Data to process ▸
* * * * * * *

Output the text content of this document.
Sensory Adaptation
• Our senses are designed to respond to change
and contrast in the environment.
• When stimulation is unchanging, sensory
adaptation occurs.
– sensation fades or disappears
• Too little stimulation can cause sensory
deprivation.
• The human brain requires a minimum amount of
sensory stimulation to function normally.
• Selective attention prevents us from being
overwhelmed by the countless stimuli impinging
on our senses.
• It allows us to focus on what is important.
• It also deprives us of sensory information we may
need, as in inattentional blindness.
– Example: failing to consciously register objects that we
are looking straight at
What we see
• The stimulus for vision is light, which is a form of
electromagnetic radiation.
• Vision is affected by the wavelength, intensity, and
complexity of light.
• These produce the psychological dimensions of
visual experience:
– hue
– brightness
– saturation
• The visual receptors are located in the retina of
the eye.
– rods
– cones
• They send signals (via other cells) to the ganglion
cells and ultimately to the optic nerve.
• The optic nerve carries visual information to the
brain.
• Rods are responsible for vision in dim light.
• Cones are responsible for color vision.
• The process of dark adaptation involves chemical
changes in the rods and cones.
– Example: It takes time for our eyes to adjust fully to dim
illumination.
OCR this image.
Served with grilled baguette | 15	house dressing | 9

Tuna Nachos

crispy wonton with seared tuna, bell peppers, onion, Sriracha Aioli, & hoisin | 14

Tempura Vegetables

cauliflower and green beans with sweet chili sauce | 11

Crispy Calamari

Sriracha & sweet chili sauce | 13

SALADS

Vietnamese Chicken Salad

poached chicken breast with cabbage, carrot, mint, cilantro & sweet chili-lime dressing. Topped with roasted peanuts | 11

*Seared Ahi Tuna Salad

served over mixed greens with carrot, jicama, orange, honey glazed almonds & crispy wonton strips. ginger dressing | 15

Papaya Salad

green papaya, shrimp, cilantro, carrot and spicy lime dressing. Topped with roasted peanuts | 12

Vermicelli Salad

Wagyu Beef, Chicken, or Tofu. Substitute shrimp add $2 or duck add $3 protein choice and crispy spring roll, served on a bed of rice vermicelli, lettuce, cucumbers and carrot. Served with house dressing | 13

* * * * * * *

Assignment ▸ Transcribe the records in full, so that each line reads exactly as before.

Your solution ▸
Output the text content of this document.
Sensory Adaptation
• Our senses are designed to respond to change
and contrast in the environment.
• When stimulation is unchanging, sensory
adaptation occurs.
– sensation fades or disappears
• Too little stimulation can cause sensory
deprivation.
• The human brain requires a minimum amount of
sensory stimulation to function normally.
• Selective attention prevents us from being
overwhelmed by the countless stimuli impinging
on our senses.
• It allows us to focus on what is important.
• It also deprives us of sensory information we may
need, as in inattentional blindness.
– Example: failing to consciously register objects that we
are looking straight at
What we see
• The stimulus for vision is light, which is a form of
electromagnetic radiation.
• Vision is affected by the wavelength, intensity, and
complexity of light.
• These produce the psychological dimensions of
visual experience:
– hue
– brightness
– saturation
• The visual receptors are located in the retina of
the eye.
– rods
– cones
• They send signals (via other cells) to the ganglion
cells and ultimately to the optic nerve.
• The optic nerve carries visual information to the
brain.
• Rods are responsible for vision in dim light.
• Cones are responsible for color vision.
• The process of dark adaptation involves chemical
changes in the rods and cones.
– Example: It takes time for our eyes to adjust fully to dim
illumination.
OCR this image.
Served with grilled baguette | 15	house dressing | 9

Tuna Nachos

crispy wonton with seared tuna, bell peppers, onion, Sriracha Aioli, & hoisin | 14

Tempura Vegetables

cauliflower and green beans with sweet chili sauce | 11

Crispy Calamari

Sriracha & sweet chili sauce | 13

SALADS

Vietnamese Chicken Salad

poached chicken breast with cabbage, carrot, mint, cilantro & sweet chili-lime dressing. Topped with roasted peanuts | 11

*Seared Ahi Tuna Salad

served over mixed greens with carrot, jicama, orange, honey glazed almonds & crispy wonton strips. ginger dressing | 15

Papaya Salad

green papaya, shrimp, cilantro, carrot and spicy lime dressing. Topped with roasted peanuts | 12

Vermicelli Salad

Wagyu Beef, Chicken, or Tofu. Substitute shrimp add $2 or duck add $3 protein choice and crispy spring roll, served on a bed of rice vermicelli, lettuce, cucumbers and carrot. Served with house dressing | 13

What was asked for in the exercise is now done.